#### DATA FOR THIS EXERCISE:

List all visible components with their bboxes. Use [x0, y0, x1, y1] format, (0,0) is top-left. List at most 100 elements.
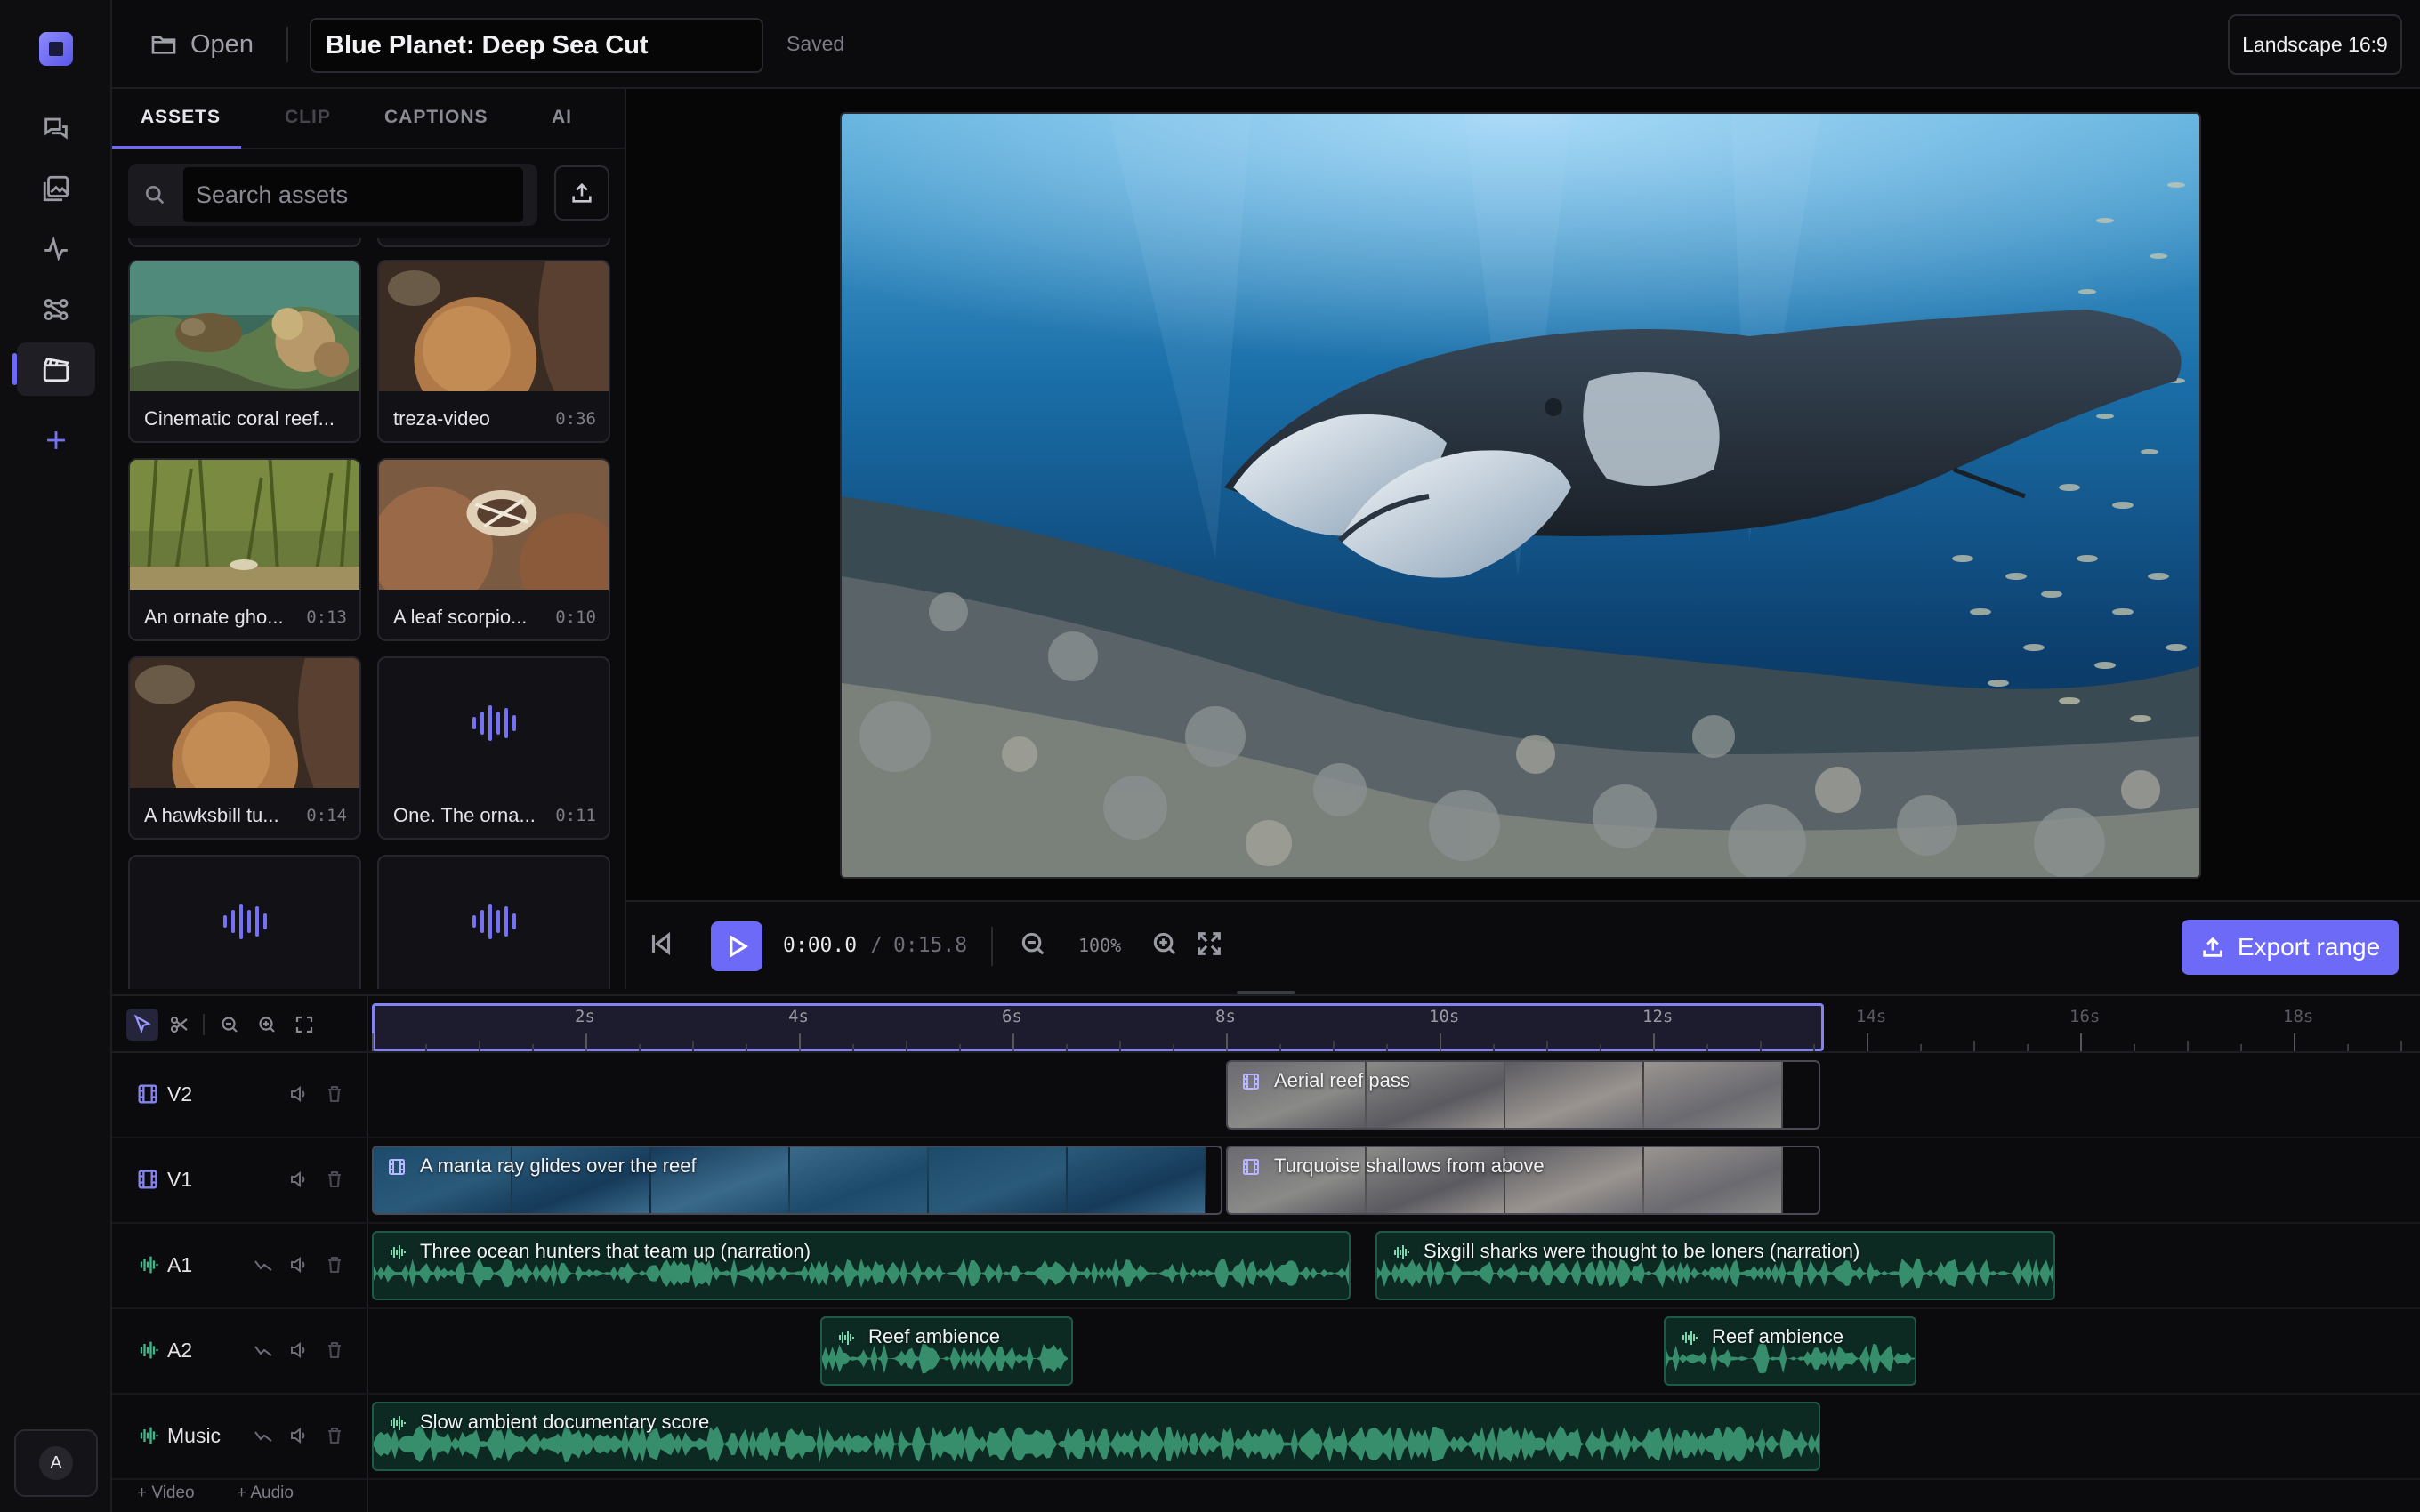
asset-card-partial[interactable]: [377, 238, 610, 247]
clapperboard-icon[interactable]: [17, 342, 95, 396]
audio-clip[interactable]: Sixgill sharks were thought to be loners…: [1375, 1231, 2055, 1300]
ruler-tick: [2134, 1044, 2135, 1051]
tab-assets[interactable]: ASSETS: [141, 107, 221, 128]
ruler-tick: [1600, 1044, 1601, 1051]
audio-wave-icon: [379, 658, 609, 788]
fade-icon[interactable]: [253, 1254, 274, 1275]
ruler-tick: [1920, 1044, 1922, 1051]
timeline-zoom-in-icon[interactable]: [251, 1009, 283, 1041]
asset-card[interactable]: One. The orna... 0:11: [377, 656, 610, 840]
trash-icon[interactable]: [324, 1169, 345, 1190]
trash-icon[interactable]: [324, 1083, 345, 1105]
ruler-tick: [639, 1044, 641, 1051]
clip-label: Reef ambience: [868, 1325, 1000, 1347]
video-clip[interactable]: Aerial reef pass: [1226, 1060, 1820, 1130]
select-tool-icon[interactable]: [126, 1009, 158, 1041]
open-button[interactable]: Open: [149, 25, 254, 64]
ruler-tick: [1973, 1041, 1975, 1051]
scissors-icon[interactable]: [164, 1009, 196, 1041]
video-clip[interactable]: A manta ray glides over the reef: [372, 1146, 1222, 1215]
upload-button[interactable]: [554, 165, 609, 221]
ruler-label: 14s: [1856, 1007, 1887, 1026]
tab-underline: [112, 146, 241, 149]
audio-wave-icon: [130, 857, 359, 986]
asset-duration: 0:11: [555, 806, 596, 825]
search-input[interactable]: [183, 167, 523, 222]
timeline: 2s 4s 6s 8s 10s 12s 14s 16s 18s V2 V1 A1 A2 Musi…: [112, 994, 2420, 1512]
fade-icon[interactable]: [253, 1339, 274, 1361]
tab-ai[interactable]: AI: [552, 107, 572, 128]
time-ruler[interactable]: 2s 4s 6s 8s 10s 12s 14s 16s 18s: [368, 996, 2420, 1053]
video-preview[interactable]: [840, 112, 2201, 879]
clip-label: Aerial reef pass: [1274, 1069, 1410, 1091]
zoom-in-icon[interactable]: [1150, 929, 1180, 959]
asset-card[interactable]: [128, 855, 361, 989]
track-name: A1: [167, 1253, 193, 1276]
current-time: 0:00.0: [783, 934, 858, 957]
gallery-icon[interactable]: [17, 162, 95, 215]
audio-wave-icon: [379, 857, 609, 986]
asset-card-partial[interactable]: [128, 238, 361, 247]
asset-card[interactable]: [377, 855, 610, 989]
clip-label: Slow ambient documentary score: [420, 1411, 710, 1433]
timeline-zoom-out-icon[interactable]: [214, 1009, 246, 1041]
fit-screen-icon[interactable]: [1194, 929, 1224, 959]
timeline-fit-icon[interactable]: [288, 1009, 320, 1041]
open-label: Open: [190, 29, 254, 59]
ruler-tick: [479, 1041, 480, 1051]
asset-caption: One. The orna...: [393, 804, 536, 826]
nodes-icon[interactable]: [17, 283, 95, 336]
ruler-tick: [746, 1044, 747, 1051]
trash-icon[interactable]: [324, 1254, 345, 1275]
ruler-label: 8s: [1215, 1007, 1236, 1026]
asset-card[interactable]: treza-video 0:36: [377, 260, 610, 443]
trash-icon[interactable]: [324, 1425, 345, 1446]
chat-icon[interactable]: [17, 101, 95, 155]
volume-icon[interactable]: [288, 1083, 310, 1105]
audio-wave-icon: [386, 1242, 407, 1263]
asset-grid: Cinematic coral reef... treza-video 0:36: [128, 238, 616, 989]
play-button[interactable]: [711, 921, 762, 971]
skip-back-icon[interactable]: [646, 929, 676, 959]
activity-icon[interactable]: [17, 222, 95, 276]
user-avatar-button[interactable]: A: [14, 1429, 98, 1497]
ruler-tick: [2294, 1033, 2295, 1051]
play-icon: [730, 935, 749, 958]
audio-clip[interactable]: Reef ambience: [1664, 1316, 1916, 1386]
fade-icon[interactable]: [253, 1425, 274, 1446]
asset-card[interactable]: A leaf scorpio... 0:10: [377, 458, 610, 641]
project-title-input[interactable]: Blue Planet: Deep Sea Cut: [310, 18, 763, 73]
asset-thumbnail: [130, 261, 359, 391]
add-video-button[interactable]: + Video: [137, 1484, 195, 1503]
ruler-label: 16s: [2069, 1007, 2101, 1026]
asset-card[interactable]: An ornate gho... 0:13: [128, 458, 361, 641]
tab-captions[interactable]: CAPTIONS: [384, 107, 488, 128]
aspect-ratio-button[interactable]: Landscape 16:9: [2228, 14, 2402, 75]
video-clip[interactable]: Turquoise shallows from above: [1226, 1146, 1820, 1215]
asset-card[interactable]: Cinematic coral reef...: [128, 260, 361, 443]
export-range-button[interactable]: Export range: [2182, 920, 2399, 975]
zoom-out-icon[interactable]: [1018, 929, 1048, 959]
add-audio-button[interactable]: + Audio: [237, 1484, 294, 1503]
audio-clip[interactable]: Slow ambient documentary score: [372, 1402, 1820, 1471]
volume-icon[interactable]: [288, 1339, 310, 1361]
clip-label: A manta ray glides over the reef: [420, 1154, 697, 1177]
app-logo: [39, 32, 73, 66]
ruler-tick: [852, 1044, 854, 1051]
asset-card[interactable]: A hawksbill tu... 0:14: [128, 656, 361, 840]
tab-clip[interactable]: CLIP: [285, 107, 331, 128]
audio-clip[interactable]: Three ocean hunters that team up (narrat…: [372, 1231, 1351, 1300]
volume-icon[interactable]: [288, 1254, 310, 1275]
audio-wave-icon: [1678, 1327, 1699, 1348]
volume-icon[interactable]: [288, 1425, 310, 1446]
ruler-tick: [799, 1033, 801, 1051]
plus-icon[interactable]: [17, 414, 95, 467]
audio-clip[interactable]: Reef ambience: [820, 1316, 1073, 1386]
zoom-level: 100%: [1078, 935, 1122, 956]
ruler-tick: [1012, 1033, 1014, 1051]
film-icon: [1240, 1156, 1262, 1178]
trash-icon[interactable]: [324, 1339, 345, 1361]
ruler-tick: [1226, 1033, 1228, 1051]
volume-icon[interactable]: [288, 1169, 310, 1190]
ruler-tick: [1333, 1041, 1335, 1051]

#### DIRECTIONS FOR THIS TASK:
Return, unchanged, the lines of the data starting at the line that contains "asset-card-partial[interactable]: [377, 238, 610, 247]" and ending at the line that contains "trash-icon[interactable]: [324, 1169, 345, 1190]", including both of those lines.

#### FULL SOLUTION:
asset-card-partial[interactable]: [377, 238, 610, 247]
clapperboard-icon[interactable]: [17, 342, 95, 396]
audio-clip[interactable]: Sixgill sharks were thought to be loners…: [1375, 1231, 2055, 1300]
ruler-tick: [2134, 1044, 2135, 1051]
tab-assets[interactable]: ASSETS: [141, 107, 221, 128]
ruler-tick: [1600, 1044, 1601, 1051]
audio-wave-icon: [379, 658, 609, 788]
fade-icon[interactable]: [253, 1254, 274, 1275]
ruler-tick: [1920, 1044, 1922, 1051]
timeline-zoom-in-icon[interactable]: [251, 1009, 283, 1041]
asset-card[interactable]: One. The orna... 0:11: [377, 656, 610, 840]
trash-icon[interactable]: [324, 1169, 345, 1190]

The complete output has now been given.